-- The problem --
Every record here needs to be written out again exactly.

-- Available data --

[start]

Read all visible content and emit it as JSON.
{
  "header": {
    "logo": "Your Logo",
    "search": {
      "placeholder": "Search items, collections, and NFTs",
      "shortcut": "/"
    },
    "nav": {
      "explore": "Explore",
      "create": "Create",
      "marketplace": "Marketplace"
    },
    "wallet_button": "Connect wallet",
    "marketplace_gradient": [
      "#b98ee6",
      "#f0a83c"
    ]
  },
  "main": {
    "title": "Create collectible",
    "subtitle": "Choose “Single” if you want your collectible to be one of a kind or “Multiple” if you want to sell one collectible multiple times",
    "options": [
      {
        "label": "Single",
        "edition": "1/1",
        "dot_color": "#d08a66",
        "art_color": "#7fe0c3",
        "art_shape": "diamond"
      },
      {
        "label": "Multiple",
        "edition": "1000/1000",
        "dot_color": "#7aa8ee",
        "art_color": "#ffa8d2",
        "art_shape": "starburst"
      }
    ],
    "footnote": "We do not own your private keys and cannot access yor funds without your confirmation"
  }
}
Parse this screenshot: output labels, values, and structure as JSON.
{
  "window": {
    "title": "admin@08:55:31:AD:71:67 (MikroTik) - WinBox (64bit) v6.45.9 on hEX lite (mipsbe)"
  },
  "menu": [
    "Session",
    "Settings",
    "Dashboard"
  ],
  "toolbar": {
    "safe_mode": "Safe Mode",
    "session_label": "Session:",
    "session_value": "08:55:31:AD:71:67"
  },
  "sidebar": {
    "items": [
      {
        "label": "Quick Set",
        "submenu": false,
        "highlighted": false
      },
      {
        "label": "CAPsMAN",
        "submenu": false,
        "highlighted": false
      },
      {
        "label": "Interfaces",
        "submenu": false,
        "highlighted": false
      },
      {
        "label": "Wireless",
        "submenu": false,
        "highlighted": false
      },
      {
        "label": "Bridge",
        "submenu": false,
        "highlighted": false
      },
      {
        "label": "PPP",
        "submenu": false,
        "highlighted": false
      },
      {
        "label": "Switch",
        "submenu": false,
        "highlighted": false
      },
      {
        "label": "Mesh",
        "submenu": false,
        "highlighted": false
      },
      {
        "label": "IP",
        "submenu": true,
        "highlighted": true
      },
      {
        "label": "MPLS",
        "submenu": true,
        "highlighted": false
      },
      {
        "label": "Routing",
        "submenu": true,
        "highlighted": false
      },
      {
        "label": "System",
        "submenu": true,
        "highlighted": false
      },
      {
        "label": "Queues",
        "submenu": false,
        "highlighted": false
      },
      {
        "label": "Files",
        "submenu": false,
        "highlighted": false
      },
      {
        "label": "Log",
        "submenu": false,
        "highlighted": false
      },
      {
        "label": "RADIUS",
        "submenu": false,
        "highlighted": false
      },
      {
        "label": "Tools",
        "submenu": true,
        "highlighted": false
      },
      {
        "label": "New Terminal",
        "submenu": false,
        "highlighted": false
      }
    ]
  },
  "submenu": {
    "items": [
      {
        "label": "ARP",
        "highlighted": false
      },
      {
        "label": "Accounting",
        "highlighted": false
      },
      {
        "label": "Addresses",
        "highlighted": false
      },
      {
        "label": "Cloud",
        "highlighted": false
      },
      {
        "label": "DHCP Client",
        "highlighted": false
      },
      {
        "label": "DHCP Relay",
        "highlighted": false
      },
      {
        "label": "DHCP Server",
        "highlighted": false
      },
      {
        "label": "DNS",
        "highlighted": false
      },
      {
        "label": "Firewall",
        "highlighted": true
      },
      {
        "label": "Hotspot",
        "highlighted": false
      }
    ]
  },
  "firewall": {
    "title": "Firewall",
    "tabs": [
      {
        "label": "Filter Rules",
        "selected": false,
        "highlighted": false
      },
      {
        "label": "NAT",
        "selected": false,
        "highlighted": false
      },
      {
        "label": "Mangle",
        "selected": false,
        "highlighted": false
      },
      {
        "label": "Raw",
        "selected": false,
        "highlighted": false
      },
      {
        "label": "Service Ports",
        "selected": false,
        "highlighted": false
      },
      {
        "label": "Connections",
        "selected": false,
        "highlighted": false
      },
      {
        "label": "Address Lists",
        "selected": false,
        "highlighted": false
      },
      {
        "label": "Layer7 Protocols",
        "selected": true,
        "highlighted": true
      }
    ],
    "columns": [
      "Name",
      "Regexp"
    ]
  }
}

[end]

-- Result for this exercise --
Read all visible content and emit it as JSON.
{
  "header": {
    "logo": "Your Logo",
    "search": {
      "placeholder": "Search items, collections, and NFTs",
      "shortcut": "/"
    },
    "nav": {
      "explore": "Explore",
      "create": "Create",
      "marketplace": "Marketplace"
    },
    "wallet_button": "Connect wallet",
    "marketplace_gradient": [
      "#b98ee6",
      "#f0a83c"
    ]
  },
  "main": {
    "title": "Create collectible",
    "subtitle": "Choose “Single” if you want your collectible to be one of a kind or “Multiple” if you want to sell one collectible multiple times",
    "options": [
      {
        "label": "Single",
        "edition": "1/1",
        "dot_color": "#d08a66",
        "art_color": "#7fe0c3",
        "art_shape": "diamond"
      },
      {
        "label": "Multiple",
        "edition": "1000/1000",
        "dot_color": "#7aa8ee",
        "art_color": "#ffa8d2",
        "art_shape": "starburst"
      }
    ],
    "footnote": "We do not own your private keys and cannot access yor funds without your confirmation"
  }
}
Parse this screenshot: output labels, values, and structure as JSON.
{
  "window": {
    "title": "admin@08:55:31:AD:71:67 (MikroTik) - WinBox (64bit) v6.45.9 on hEX lite (mipsbe)"
  },
  "menu": [
    "Session",
    "Settings",
    "Dashboard"
  ],
  "toolbar": {
    "safe_mode": "Safe Mode",
    "session_label": "Session:",
    "session_value": "08:55:31:AD:71:67"
  },
  "sidebar": {
    "items": [
      {
        "label": "Quick Set",
        "submenu": false,
        "highlighted": false
      },
      {
        "label": "CAPsMAN",
        "submenu": false,
        "highlighted": false
      },
      {
        "label": "Interfaces",
        "submenu": false,
        "highlighted": false
      },
      {
        "label": "Wireless",
        "submenu": false,
        "highlighted": false
      },
      {
        "label": "Bridge",
        "submenu": false,
        "highlighted": false
      },
      {
        "label": "PPP",
        "submenu": false,
        "highlighted": false
      },
      {
        "label": "Switch",
        "submenu": false,
        "highlighted": false
      },
      {
        "label": "Mesh",
        "submenu": false,
        "highlighted": false
      },
      {
        "label": "IP",
        "submenu": true,
        "highlighted": true
      },
      {
        "label": "MPLS",
        "submenu": true,
        "highlighted": false
      },
      {
        "label": "Routing",
        "submenu": true,
        "highlighted": false
      },
      {
        "label": "System",
        "submenu": true,
        "highlighted": false
      },
      {
        "label": "Queues",
        "submenu": false,
        "highlighted": false
      },
      {
        "label": "Files",
        "submenu": false,
        "highlighted": false
      },
      {
        "label": "Log",
        "submenu": false,
        "highlighted": false
      },
      {
        "label": "RADIUS",
        "submenu": false,
        "highlighted": false
      },
      {
        "label": "Tools",
        "submenu": true,
        "highlighted": false
      },
      {
        "label": "New Terminal",
        "submenu": false,
        "highlighted": false
      }
    ]
  },
  "submenu": {
    "items": [
      {
        "label": "ARP",
        "highlighted": false
      },
      {
        "label": "Accounting",
        "highlighted": false
      },
      {
        "label": "Addresses",
        "highlighted": false
      },
      {
        "label": "Cloud",
        "highlighted": false
      },
      {
        "label": "DHCP Client",
        "highlighted": false
      },
      {
        "label": "DHCP Relay",
        "highlighted": false
      },
      {
        "label": "DHCP Server",
        "highlighted": false
      },
      {
        "label": "DNS",
        "highlighted": false
      },
      {
        "label": "Firewall",
        "highlighted": true
      },
      {
        "label": "Hotspot",
        "highlighted": false
      }
    ]
  },
  "firewall": {
    "title": "Firewall",
    "tabs": [
      {
        "label": "Filter Rules",
        "selected": false,
        "highlighted": false
      },
      {
        "label": "NAT",
        "selected": false,
        "highlighted": false
      },
      {
        "label": "Mangle",
        "selected": false,
        "highlighted": false
      },
      {
        "label": "Raw",
        "selected": false,
        "highlighted": false
      },
      {
        "label": "Service Ports",
        "selected": false,
        "highlighted": false
      },
      {
        "label": "Connections",
        "selected": false,
        "highlighted": false
      },
      {
        "label": "Address Lists",
        "selected": false,
        "highlighted": false
      },
      {
        "label": "Layer7 Protocols",
        "selected": true,
        "highlighted": true
      }
    ],
    "columns": [
      "Name",
      "Regexp"
    ]
  }
}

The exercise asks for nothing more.